Short exercise –
Track down the lines that contain "Ratio" and copy them.

•••••

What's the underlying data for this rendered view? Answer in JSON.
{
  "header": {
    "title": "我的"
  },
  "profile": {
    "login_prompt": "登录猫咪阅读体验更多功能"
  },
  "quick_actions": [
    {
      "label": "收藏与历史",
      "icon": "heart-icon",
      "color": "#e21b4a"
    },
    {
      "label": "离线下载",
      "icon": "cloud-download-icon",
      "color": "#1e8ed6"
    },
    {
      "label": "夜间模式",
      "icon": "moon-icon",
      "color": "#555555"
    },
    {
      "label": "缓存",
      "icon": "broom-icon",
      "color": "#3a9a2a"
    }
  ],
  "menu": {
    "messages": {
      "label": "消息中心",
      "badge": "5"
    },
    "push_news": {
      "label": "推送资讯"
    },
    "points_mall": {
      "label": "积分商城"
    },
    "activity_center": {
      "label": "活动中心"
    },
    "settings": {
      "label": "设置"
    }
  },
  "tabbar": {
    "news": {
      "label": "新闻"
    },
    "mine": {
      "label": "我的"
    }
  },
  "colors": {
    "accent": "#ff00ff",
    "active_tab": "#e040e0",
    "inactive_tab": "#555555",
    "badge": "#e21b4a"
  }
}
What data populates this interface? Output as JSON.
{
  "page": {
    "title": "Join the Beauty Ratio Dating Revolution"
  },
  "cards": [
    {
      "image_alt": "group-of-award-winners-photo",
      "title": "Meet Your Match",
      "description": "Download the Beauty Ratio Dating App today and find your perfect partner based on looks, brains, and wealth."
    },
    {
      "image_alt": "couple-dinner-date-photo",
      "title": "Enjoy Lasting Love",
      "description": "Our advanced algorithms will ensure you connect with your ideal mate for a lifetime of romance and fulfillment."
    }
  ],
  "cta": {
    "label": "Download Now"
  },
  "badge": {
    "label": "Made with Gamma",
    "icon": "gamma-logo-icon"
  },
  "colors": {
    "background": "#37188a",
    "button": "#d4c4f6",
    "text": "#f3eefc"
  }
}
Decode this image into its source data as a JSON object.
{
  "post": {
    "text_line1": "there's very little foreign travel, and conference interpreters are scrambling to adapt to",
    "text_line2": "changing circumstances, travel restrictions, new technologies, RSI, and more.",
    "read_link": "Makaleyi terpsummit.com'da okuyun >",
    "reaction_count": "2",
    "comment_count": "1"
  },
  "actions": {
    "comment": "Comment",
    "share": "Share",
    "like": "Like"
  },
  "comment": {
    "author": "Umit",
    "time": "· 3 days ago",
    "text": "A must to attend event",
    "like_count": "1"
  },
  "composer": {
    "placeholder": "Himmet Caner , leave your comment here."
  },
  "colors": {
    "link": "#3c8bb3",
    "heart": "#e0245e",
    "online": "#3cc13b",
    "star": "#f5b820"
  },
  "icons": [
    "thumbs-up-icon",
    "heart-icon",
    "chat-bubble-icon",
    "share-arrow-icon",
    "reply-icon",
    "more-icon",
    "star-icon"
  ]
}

•••••

Output for this task –
    "title": "Join the Beauty Ratio Dating Revolution"
      "description": "Download the Beauty Ratio Dating App today and find your perfect partner based on looks, brains, and wealth."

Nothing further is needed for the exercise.